Report how many lines of the following entries include the string "JSON"; respond with the number alone.

══ Material provided ══

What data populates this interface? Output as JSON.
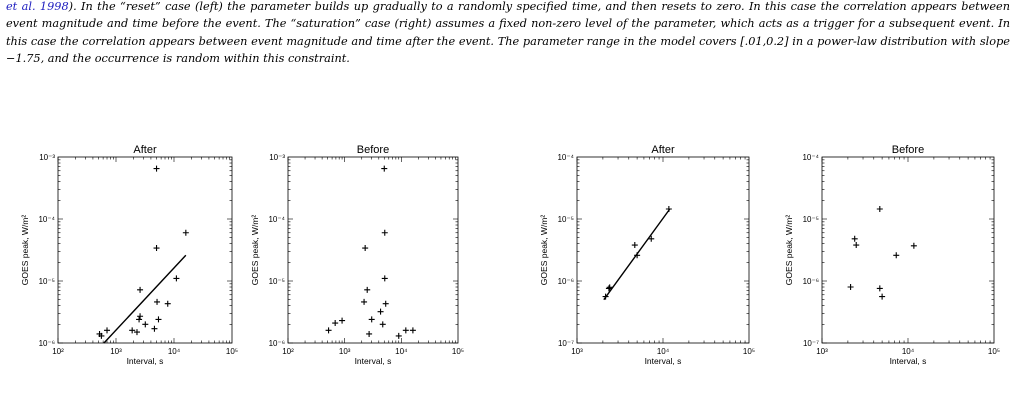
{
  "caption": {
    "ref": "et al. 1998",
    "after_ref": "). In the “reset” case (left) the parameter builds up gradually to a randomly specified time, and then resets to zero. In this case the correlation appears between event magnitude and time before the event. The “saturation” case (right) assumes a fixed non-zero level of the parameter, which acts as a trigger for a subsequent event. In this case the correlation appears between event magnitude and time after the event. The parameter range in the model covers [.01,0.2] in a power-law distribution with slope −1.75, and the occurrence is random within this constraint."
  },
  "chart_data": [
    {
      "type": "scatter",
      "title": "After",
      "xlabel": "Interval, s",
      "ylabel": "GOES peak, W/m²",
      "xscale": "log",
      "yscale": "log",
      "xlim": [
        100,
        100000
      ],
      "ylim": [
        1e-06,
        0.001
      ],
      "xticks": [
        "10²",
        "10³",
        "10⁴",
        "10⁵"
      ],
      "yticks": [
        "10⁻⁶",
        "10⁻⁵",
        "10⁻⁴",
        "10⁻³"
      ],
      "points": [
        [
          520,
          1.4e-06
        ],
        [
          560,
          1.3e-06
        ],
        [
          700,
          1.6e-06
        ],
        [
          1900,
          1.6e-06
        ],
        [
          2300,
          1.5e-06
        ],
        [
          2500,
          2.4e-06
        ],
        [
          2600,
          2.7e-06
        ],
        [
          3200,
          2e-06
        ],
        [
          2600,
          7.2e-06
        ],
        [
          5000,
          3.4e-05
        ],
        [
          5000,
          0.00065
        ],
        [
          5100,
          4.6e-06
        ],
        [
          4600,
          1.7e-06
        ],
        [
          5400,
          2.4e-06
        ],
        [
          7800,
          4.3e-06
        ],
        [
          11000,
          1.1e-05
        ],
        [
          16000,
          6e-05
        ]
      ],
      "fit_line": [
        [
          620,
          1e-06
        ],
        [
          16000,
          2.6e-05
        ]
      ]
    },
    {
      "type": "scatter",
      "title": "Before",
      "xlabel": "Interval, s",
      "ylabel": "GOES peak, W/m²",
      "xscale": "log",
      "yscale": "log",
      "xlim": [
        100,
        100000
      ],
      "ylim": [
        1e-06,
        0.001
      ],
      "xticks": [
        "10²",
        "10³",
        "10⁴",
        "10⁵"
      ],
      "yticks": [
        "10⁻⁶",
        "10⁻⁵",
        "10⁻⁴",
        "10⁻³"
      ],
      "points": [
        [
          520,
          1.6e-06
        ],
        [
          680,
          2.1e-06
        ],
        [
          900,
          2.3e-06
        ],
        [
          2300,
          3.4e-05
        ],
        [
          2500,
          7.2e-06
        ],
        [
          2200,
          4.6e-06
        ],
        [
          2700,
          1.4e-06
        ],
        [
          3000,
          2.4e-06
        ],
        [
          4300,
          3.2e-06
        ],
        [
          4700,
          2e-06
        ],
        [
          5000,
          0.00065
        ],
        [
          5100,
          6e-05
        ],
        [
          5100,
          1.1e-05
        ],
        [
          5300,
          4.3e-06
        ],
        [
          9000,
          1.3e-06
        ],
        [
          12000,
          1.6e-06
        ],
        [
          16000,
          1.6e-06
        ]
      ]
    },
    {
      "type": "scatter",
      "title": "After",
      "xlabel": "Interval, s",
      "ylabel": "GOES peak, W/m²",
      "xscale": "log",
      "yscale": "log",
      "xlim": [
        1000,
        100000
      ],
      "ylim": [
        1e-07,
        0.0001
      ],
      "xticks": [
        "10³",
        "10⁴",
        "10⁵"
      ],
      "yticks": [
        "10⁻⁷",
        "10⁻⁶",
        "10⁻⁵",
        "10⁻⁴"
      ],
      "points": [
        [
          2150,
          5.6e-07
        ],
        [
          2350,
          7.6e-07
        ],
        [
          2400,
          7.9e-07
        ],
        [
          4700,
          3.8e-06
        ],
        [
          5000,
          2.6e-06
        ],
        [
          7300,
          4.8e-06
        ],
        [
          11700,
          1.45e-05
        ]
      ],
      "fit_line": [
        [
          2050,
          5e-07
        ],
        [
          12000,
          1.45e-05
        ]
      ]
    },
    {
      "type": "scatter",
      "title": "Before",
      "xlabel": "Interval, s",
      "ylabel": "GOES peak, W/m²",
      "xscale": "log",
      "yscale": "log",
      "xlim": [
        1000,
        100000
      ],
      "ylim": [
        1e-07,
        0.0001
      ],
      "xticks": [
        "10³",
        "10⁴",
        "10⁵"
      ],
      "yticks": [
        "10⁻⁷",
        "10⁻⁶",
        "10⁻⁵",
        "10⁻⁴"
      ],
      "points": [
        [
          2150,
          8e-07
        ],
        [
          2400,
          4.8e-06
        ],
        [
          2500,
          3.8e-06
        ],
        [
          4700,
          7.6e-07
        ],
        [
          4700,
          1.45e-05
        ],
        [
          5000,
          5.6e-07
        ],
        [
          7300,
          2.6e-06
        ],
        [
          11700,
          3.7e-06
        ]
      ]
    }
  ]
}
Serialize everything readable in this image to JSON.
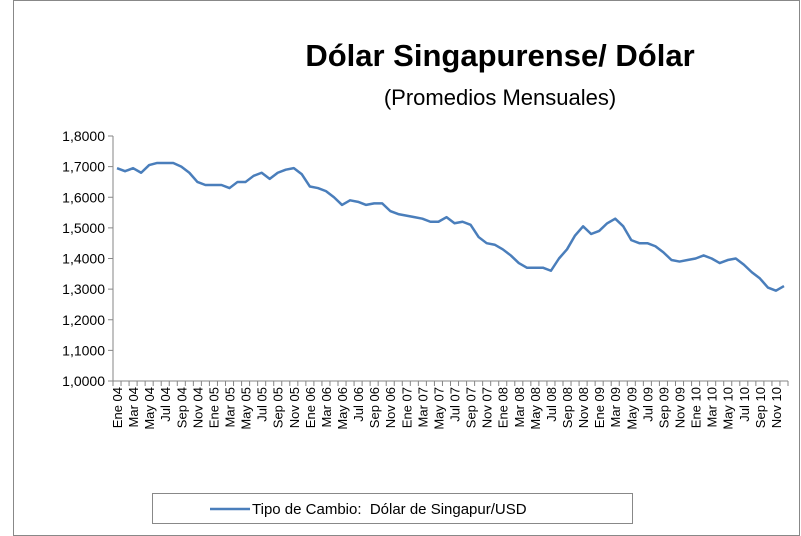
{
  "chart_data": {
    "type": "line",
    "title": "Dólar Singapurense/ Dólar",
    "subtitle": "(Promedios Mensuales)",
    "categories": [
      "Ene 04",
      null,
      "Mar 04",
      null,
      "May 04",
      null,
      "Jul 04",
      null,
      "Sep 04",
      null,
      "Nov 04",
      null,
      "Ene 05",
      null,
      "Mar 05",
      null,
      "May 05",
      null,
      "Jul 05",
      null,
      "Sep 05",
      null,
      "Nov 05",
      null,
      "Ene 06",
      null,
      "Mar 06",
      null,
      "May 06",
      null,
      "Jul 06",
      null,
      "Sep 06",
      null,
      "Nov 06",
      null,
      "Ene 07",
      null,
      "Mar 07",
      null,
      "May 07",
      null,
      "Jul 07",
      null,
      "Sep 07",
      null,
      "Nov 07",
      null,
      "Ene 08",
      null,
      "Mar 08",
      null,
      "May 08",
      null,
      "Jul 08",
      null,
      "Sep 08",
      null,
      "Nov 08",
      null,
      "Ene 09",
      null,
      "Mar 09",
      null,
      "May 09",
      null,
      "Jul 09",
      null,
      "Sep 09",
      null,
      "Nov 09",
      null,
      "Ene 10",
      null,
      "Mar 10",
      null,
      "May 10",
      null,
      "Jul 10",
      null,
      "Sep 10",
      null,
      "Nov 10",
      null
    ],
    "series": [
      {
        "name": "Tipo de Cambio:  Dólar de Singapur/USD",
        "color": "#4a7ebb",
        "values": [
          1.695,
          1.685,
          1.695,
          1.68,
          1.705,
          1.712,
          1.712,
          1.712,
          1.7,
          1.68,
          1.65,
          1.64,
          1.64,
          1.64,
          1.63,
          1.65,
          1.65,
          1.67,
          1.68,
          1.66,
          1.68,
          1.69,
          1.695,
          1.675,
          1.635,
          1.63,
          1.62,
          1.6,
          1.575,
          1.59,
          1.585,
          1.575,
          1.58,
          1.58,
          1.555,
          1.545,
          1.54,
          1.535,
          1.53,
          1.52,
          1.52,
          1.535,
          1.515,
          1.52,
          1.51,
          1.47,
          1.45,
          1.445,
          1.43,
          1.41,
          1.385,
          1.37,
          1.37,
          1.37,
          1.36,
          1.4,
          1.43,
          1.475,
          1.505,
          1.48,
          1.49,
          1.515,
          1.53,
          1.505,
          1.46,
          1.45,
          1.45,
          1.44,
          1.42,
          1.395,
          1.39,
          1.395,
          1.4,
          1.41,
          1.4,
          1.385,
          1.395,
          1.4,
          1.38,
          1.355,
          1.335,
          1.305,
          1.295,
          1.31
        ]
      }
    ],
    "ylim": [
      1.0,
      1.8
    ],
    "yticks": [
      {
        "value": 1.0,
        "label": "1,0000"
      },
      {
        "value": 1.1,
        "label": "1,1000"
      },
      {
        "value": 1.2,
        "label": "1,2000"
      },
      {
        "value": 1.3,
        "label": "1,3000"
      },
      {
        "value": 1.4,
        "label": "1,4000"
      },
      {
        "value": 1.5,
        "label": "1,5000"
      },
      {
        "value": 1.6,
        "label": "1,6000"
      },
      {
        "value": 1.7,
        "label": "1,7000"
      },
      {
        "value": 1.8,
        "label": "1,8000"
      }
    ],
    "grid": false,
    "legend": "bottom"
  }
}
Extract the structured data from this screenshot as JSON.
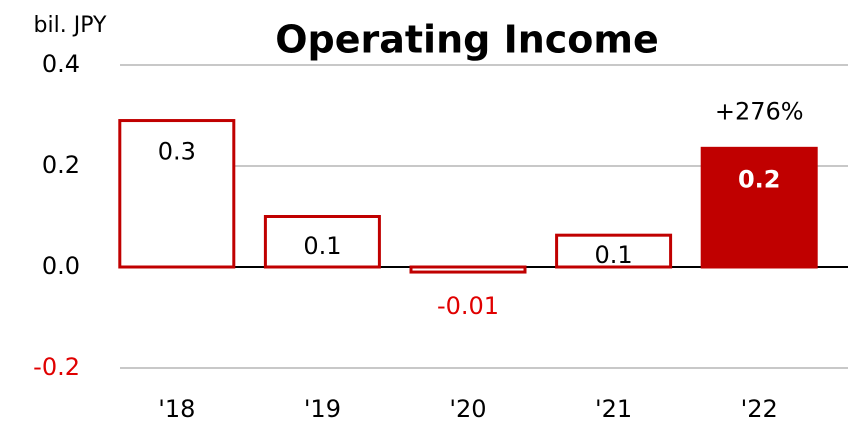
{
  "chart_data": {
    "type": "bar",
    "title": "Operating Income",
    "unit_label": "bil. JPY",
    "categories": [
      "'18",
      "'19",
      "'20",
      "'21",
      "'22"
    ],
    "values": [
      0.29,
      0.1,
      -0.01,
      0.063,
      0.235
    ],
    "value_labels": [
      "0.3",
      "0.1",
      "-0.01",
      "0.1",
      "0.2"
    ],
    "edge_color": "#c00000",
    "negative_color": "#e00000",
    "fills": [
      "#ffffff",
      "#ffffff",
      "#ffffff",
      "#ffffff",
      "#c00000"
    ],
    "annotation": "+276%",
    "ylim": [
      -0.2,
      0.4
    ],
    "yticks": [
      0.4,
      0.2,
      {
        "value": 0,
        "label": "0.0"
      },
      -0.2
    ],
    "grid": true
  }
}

═══

Worked answer
3